● Provided material
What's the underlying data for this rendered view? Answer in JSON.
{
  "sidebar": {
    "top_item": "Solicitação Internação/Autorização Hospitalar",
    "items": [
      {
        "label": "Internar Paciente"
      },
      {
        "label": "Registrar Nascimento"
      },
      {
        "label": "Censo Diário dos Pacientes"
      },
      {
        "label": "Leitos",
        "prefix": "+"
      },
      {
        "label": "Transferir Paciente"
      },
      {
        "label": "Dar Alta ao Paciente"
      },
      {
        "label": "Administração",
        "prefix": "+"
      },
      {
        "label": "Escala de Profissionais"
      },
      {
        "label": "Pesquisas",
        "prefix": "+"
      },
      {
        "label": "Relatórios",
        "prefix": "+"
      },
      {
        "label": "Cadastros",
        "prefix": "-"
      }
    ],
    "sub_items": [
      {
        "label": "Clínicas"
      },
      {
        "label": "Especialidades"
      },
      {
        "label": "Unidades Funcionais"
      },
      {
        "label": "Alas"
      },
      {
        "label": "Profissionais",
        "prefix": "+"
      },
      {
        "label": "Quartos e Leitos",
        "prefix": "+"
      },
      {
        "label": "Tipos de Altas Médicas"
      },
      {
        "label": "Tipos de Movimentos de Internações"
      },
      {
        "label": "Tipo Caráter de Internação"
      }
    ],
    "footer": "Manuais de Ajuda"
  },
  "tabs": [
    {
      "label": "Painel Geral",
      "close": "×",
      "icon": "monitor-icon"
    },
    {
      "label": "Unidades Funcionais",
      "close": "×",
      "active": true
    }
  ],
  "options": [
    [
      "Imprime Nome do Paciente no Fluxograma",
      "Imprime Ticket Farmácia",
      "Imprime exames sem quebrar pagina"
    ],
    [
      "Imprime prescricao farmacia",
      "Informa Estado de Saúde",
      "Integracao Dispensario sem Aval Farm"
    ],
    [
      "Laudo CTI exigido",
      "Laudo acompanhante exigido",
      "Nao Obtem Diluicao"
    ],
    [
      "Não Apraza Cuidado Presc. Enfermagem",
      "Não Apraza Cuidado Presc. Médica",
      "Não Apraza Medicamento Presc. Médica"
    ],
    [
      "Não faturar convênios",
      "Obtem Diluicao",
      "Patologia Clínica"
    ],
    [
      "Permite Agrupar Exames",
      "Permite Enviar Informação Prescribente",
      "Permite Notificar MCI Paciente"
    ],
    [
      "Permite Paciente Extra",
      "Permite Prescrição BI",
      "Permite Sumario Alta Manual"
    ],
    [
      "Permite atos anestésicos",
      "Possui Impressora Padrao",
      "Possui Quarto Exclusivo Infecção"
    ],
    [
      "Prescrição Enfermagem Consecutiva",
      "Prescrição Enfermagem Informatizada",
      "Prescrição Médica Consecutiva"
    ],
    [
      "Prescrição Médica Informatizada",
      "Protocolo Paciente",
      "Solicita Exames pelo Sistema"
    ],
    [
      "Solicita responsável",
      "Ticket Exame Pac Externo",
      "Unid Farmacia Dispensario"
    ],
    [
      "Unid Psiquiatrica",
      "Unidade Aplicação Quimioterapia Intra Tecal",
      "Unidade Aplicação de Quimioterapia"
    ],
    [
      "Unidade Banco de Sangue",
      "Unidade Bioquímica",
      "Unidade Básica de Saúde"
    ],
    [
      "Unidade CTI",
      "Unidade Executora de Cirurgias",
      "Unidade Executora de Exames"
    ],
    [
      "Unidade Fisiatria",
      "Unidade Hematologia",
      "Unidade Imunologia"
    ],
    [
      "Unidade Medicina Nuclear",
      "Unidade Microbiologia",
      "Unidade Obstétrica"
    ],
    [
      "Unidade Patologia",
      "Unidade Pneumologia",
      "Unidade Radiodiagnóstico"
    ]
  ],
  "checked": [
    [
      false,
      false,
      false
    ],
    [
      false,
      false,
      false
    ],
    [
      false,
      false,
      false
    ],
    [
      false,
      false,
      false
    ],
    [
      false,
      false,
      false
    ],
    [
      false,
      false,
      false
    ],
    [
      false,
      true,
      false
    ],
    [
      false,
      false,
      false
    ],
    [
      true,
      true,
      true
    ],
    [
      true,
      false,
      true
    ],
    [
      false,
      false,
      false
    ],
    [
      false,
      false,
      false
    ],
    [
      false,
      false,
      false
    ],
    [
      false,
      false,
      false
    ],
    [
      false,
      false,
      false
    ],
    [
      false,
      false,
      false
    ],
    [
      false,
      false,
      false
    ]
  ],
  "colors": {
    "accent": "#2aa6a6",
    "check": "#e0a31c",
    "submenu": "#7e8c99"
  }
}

● Stated goal
Give only the number of lines in the material above where the string "Cuidado" appears.

● Answer below
2